Parts of the exercise:
[a] Render this sentence from the excerpt on the EBA's remuneration guidelines into Spanish: "National regulators would have two months to inform the EBA of their compliance, or to explain why they have not complied or only partially complied."
[b] Carry on the excerpt about the EBA's remuneration guidelines with a few more sentences, picking up after its final sentence.

# Start of Source excerpt

Depending on the outcome of the consultation, the EBA will expect national regulators to implement the new guidelines on a 'comply or explain' basis for remuneration packages from 2016 onwards. National regulators would have two months to inform the EBA of their compliance, or to explain why they have not complied or only partially complied. If the EBA is not satisfied with the regulator's explanation, it can refer that regulator to the CJEU.

Financial services employment specialist Steven Cochrane of Pinsent Masons, the law firm behind Out-Law.com, said that the guidelines take "an extremely black letter approach to CRD4" and do not "account for practical nuances".

"There appears to be a complete lack of pragmatism which will be of particular concern to firms already subject to the cap and those firms currently exempt on proportionality grounds," he said.

"The most surprising and indeed concerning aspect is the EBA's view on proportionality exemptions. To date UK regulators have operated a proportionality threshold such that the bonus cap does not apply to smaller firms or firms whose operations are relatively simply and non systemic. The EBA is challenging the legality of this and saying that the bonus cap rules should apply across the board to all credit firms and their subsidiaries. The effect here could be enormous, casting the net much wider so as to catch smaller banks, insurers and asset management firms. The net effect could be that thousands of employees not currently captured by the rules could have their variable pay subject to scrutiny and fierce regulation," he said.

# End of Source excerpt
# Start of Recorded data

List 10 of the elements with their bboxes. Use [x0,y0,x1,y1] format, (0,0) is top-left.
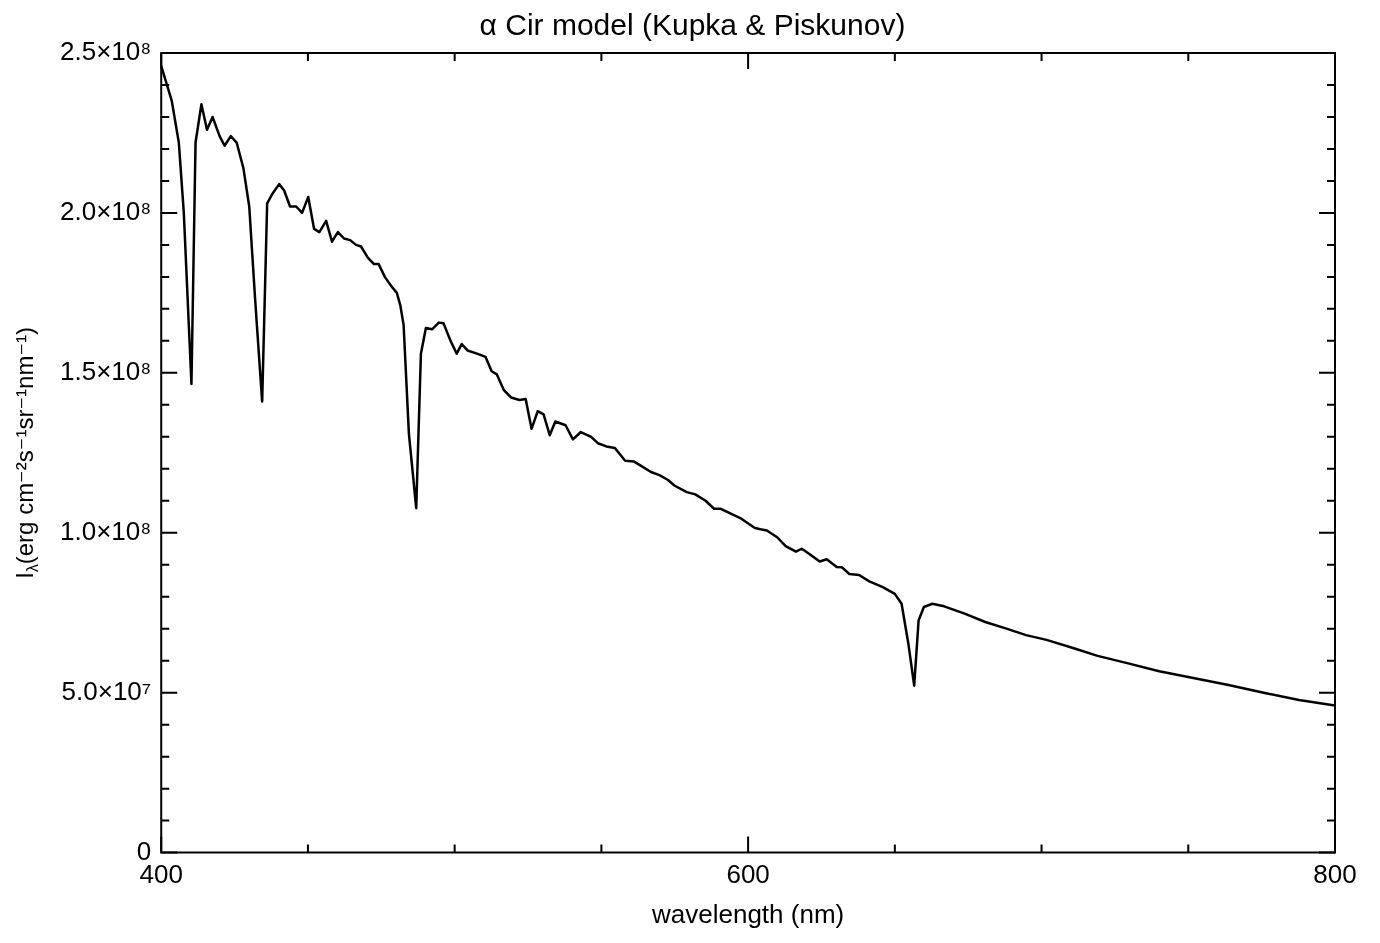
chart-title: α Cir model (Kupka & Piskunov) [479,8,906,42]
y-tick-label: 2.5×10⁸ [60,36,152,67]
y-tick-label: 2.0×10⁸ [60,196,152,227]
x-axis-title: wavelength (nm) [651,898,845,929]
y-axis-title: Iλ(erg cm⁻²s⁻¹sr⁻¹nm⁻¹) [10,326,41,579]
y-tick-label: 1.0×10⁸ [60,515,152,546]
x-tick-label: 800 [1313,859,1357,890]
x-tick-label: 600 [726,859,770,890]
y-tick-label: 1.5×10⁸ [60,356,152,387]
y-tick-label: 5.0×10⁷ [61,675,152,706]
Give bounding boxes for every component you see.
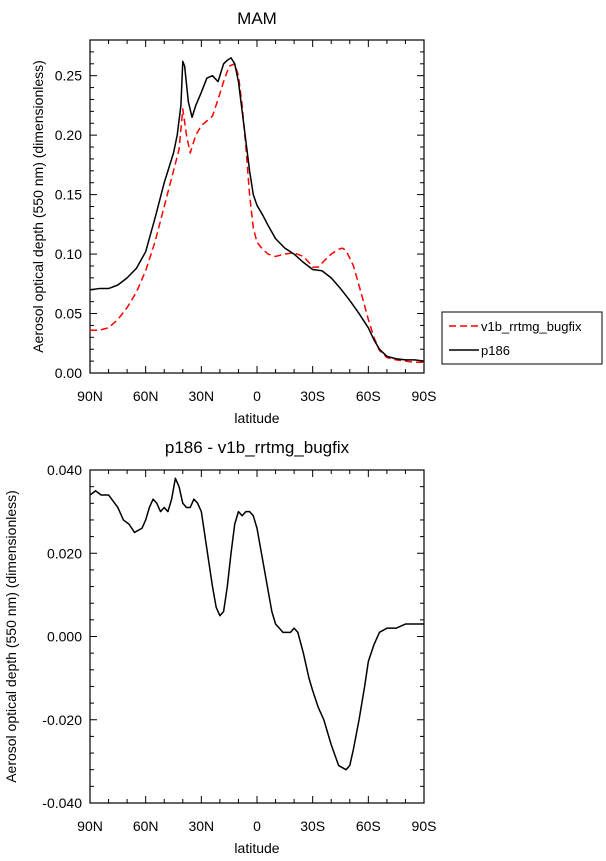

# End of Recorded data

Answers in order:
[a] Los reguladores nacionales tendrían dos meses para informar a la ABE de su cumplimiento, o para explicar por qué no han cumplido o solo han cumplido parcialmente.

[b]
"It will be very interesting to see what comes out of the consultation and how much resistance is put up by the UK regulator. Ultimately, the only way to compel countries to comply with any final say on this would be for the European Commission to take legal action against national regulators for breaching their legal obligations under EU law. This is arguably unlikely. The finance minister has already indicated that the UK regulators would exercise a degree of flexibility in terms of final implementation saying that it is for them to 'decide how and to what extent the EBA's final guidelines are incorporated into Britain's existing rules on bankers' pay'," he said.